■ **Exercise**
Format the listing below as a Markdown table with the columns Row and Line, one numbered row per line, skipping blank lines. Leave out the pictures.

■ **Supplied material**
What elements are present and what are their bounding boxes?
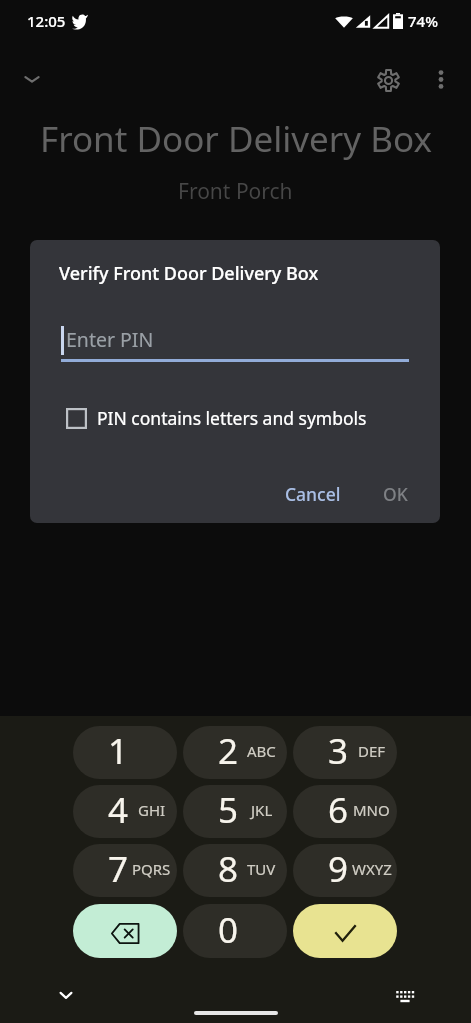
staticText: 74% [408,11,438,31]
button[interactable]: Backspace [73,904,177,958]
button[interactable]: 0 [183,904,287,958]
button[interactable]: Enter [293,904,397,958]
button[interactable]: 3 [293,726,397,779]
staticText: Front Porch [178,177,293,206]
staticText: 7 [108,845,129,893]
button[interactable]: OK [373,472,418,516]
staticText: 1 [108,727,129,775]
staticText: 6 [328,786,349,834]
button[interactable]: 5 [183,785,287,838]
staticText: Enter PIN [66,326,154,353]
staticText: TUV [247,859,276,879]
button[interactable]: More options [423,59,459,95]
staticText: 0 [218,906,239,954]
staticText: PQRS [132,859,171,879]
button[interactable]: Cancel [275,472,351,516]
staticText: 8 [218,845,239,893]
staticText: 9 [328,845,349,893]
staticText: OK [383,482,408,506]
button[interactable]: 4 [73,785,177,838]
staticText: Front Door Delivery Box [40,115,432,163]
staticText: 4 [108,786,129,834]
button[interactable]: 2 [183,726,287,779]
staticText: Cancel [285,482,341,506]
staticText: 3 [328,727,349,775]
staticText: ABC [247,741,276,761]
staticText: 5 [218,786,239,834]
staticText: Verify Front Door Delivery Box [59,261,319,286]
staticText: JKL [251,800,273,820]
staticText: GHI [138,800,166,820]
staticText: PIN contains letters and symbols [97,406,367,430]
button[interactable]: PIN contains letters and symbols [66,406,367,430]
button[interactable]: 1 [73,726,177,779]
button[interactable]: Switch keyboard [387,977,423,1013]
button[interactable]: Hide keyboard [48,977,84,1013]
button[interactable]: 8 [183,844,287,897]
button[interactable]: 6 [293,785,397,838]
staticText: DEF [358,741,386,761]
button[interactable]: Settings [367,59,409,101]
button[interactable]: Collapse [12,59,52,99]
button[interactable]: 9 [293,844,397,897]
staticText: 12:05 [27,11,66,31]
staticText: 2 [218,727,239,775]
staticText: WXYZ [352,859,392,879]
staticText: MNO [353,800,390,820]
button[interactable]: 7 [73,844,177,897]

■ **Output below**
| Row | Line |
|---|---|
| 1 | What elements are present and what are their bounding boxes? |
| 2 | staticText: 74% [408,11,438,31] |
| 3 | button[interactable]: Backspace [73,904,177,958] |
| 4 | button[interactable]: 0 [183,904,287,958] |
| 5 | button[interactable]: Enter [293,904,397,958] |
| 6 | button[interactable]: 3 [293,726,397,779] |
| 7 | staticText: Front Porch [178,177,293,206] |
| 8 | staticText: 7 [108,845,129,893] |
| 9 | button[interactable]: OK [373,472,418,516] |
| 10 | staticText: 1 [108,727,129,775] |
| 11 | staticText: 6 [328,786,349,834] |
| 12 | button[interactable]: 5 [183,785,287,838] |
| 13 | staticText: Enter PIN [66,326,154,353] |
| 14 | staticText: TUV [247,859,276,879] |
| 15 | button[interactable]: More options [423,59,459,95] |
| 16 | staticText: 0 [218,906,239,954] |
| 17 | staticText: PQRS [132,859,171,879] |
| 18 | button[interactable]: Cancel [275,472,351,516] |
| 19 | staticText: 8 [218,845,239,893] |
| 20 | staticText: 9 [328,845,349,893] |
| 21 | staticText: OK [383,482,408,506] |
| 22 | button[interactable]: 4 [73,785,177,838] |
| 23 | staticText: Front Door Delivery Box [40,115,432,163] |
| 24 | staticText: 4 [108,786,129,834] |
| 25 | button[interactable]: 2 [183,726,287,779] |
| 26 | staticText: Cancel [285,482,341,506] |
| 27 | staticText: 3 [328,727,349,775] |
| 28 | staticText: ABC [247,741,276,761] |
| 29 | staticText: 5 [218,786,239,834] |
| 30 | staticText: Verify Front Door Delivery Box [59,261,319,286] |
| 31 | staticText: JKL [251,800,273,820] |
| 32 | staticText: GHI [138,800,166,820] |
| 33 | staticText: PIN contains letters and symbols [97,406,367,430] |
| 34 | button[interactable]: PIN contains letters and symbols [66,406,367,430] |
| 35 | button[interactable]: 1 [73,726,177,779] |
| 36 | button[interactable]: Switch keyboard [387,977,423,1013] |
| 37 | button[interactable]: Hide keyboard [48,977,84,1013] |
| 38 | button[interactable]: 8 [183,844,287,897] |
| 39 | button[interactable]: 6 [293,785,397,838] |
| 40 | staticText: DEF [358,741,386,761] |
| 41 | button[interactable]: Settings [367,59,409,101] |
| 42 | button[interactable]: Collapse [12,59,52,99] |
| 43 | button[interactable]: 9 [293,844,397,897] |
| 44 | staticText: 12:05 [27,11,66,31] |
| 45 | staticText: 2 [218,727,239,775] |
| 46 | staticText: WXYZ [352,859,392,879] |
| 47 | staticText: MNO [353,800,390,820] |
| 48 | button[interactable]: 7 [73,844,177,897] |